Anyway, i want to give an update on this site and a flavour for the ‘masterplan’ here. Basically i have bought 4 acres with road access and it adjoins 175m of canal frontage which Scottish Canals owns the first 3m or so. So the moorings would be on Scottish Canal’s land but i intend to develop the land to service the moorings at hopefully very little cost to the moorings project to get a site up and running and ‘test the system’ for Community Moorings.

So here is a wee update on the moorings-side and the land-side of things:

Moorings (the canal bank basically)

  • A dredger is sat just along the canal at Park Bistro waiting to go to dredge the canal along the field. This is waiting on the Tug getting fixed and SC consulting with National Grid who own the pipeline that runs under the field. Alasdair Hamilton from SC is ‘hopeful’ this will be in the next few weeks. So a little vague on timings for that one.
  • Once the dredging is done then SC will ‘dip’ the canal again and that will give us the right info to assess the best method of mooring boats.
  • There is a wall running along at least part of the bank. From initial poking about there seems to be about a one foot straight drop into the water and then a stone shelf about two feet wide. So i’m wondering if this used to be a stone support for a wooden jetty? That could prove useful…
  • Once we know the structures we require, we will know if we will need Scheduled monument Consent from Historic (Environment) Scotland. If boats can get right up to a wall, this could be a major score as SMC would not be required, but that is wishful thinking
  • I have a meeting on 9th May with Katie Hughes and Steve Dunlop to present a more detailed business and management plan and go into more detail on the financials. This will be key to get the project financially viable.


  • Electricity has been connected to the field and a very large (and very expensive) cable has been run under the field to the canal edge (but remaining off SC’s land to avoid them getting involved). This 3-phase supply will be beefy enough to expand to serve several boats if needed. An electrician is due in next week to connect it up and put it the first bollard with two 16-amp sockets to connect up.
  • Mains water has been run under the field too and to the canal bank (again off SC’s land) so there is a water supply too
  • In the next week or so the farmer we bought the land from is due in to sow grass seed. The temperature needs to raise above 7 degrees on average between day and night to allow the seed to grow.
  • Once the grass seed is down we have lots of building work to get on with. We plan to lay gravel and slabs as an entrance driveway and parking area near the entrance to the field
  • We plan to build a 10m x 6m shed initially to store equipment etc near the entrance.
  • I am planting 2000 willow trees as windbreaks and green hedging around the site. Willow grows really quick and is great for short-rotation coppicing.
  • We are going to erect a 6m diameter Mongolian Yurt as a ‘base’ to use so we don’t have to have our boats there to work away. There will be a cassette loo and shower (thanks Dougie and Bernadette!) too:


So lots going on through May on the ground and behind the scenes. If everything goes exactly to plan and on time (which it blatantly won’t haha) then we could have some useable moorings to try out come June. But don’t quote me on that, it is more likely to be the end of summer if i’m realistic!

The plan is to use half of the land to start a new farming/market garden venture called ‘Narrowboat Farm’:


Through this, i will hopefully be able to access funding to build a proper big shed and give room for lots of nice wee craft and cottage industries to compliment the fruit n veg. The angle is to load and deliver by boat and use the link to this use of the canal for the first time in 150/200 yrs ago as a hook. This is where ‘Narrowboat Jack’ comes in who is a character we will use to market the produce whilst educating and entertaining folks:


More on him to come… ūüôā

In terms of help, there will be two main elements over the next month:

  1. Behind the scenes help: We need to get a comprehensive business plan in place which is robust enough to present to SC and funders and hopefully gives us some good news that the project is viable!

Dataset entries
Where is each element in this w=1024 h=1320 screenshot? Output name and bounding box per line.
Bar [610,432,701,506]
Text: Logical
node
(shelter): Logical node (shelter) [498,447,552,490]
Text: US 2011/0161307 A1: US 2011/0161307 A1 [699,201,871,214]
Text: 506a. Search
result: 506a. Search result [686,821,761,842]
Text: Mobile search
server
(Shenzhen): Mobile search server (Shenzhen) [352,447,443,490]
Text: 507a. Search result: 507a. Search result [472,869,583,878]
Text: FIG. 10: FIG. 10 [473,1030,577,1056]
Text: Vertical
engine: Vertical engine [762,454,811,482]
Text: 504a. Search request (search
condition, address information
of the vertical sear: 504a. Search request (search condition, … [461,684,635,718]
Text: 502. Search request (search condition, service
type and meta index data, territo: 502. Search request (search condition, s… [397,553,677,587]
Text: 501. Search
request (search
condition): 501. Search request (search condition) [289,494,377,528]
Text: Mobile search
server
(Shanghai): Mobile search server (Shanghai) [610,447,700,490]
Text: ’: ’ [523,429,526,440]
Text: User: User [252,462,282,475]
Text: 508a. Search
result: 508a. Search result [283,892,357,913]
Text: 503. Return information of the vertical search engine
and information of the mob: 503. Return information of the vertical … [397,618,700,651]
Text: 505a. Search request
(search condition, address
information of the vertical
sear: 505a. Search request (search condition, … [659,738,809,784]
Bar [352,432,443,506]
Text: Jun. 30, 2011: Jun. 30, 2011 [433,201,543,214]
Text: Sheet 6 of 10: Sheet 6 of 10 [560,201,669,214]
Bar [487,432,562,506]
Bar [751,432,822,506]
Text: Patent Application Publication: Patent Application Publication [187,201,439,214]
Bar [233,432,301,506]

◆ What needs to be done: List every person named in the canal moorings update. Leave out the marketing character. Rely only on the canal moorings update to complete the task.

◆ Task response:
- Alasdair Hamilton
- Katie Hughes
- Steve Dunlop
- Dougie
- Bernadette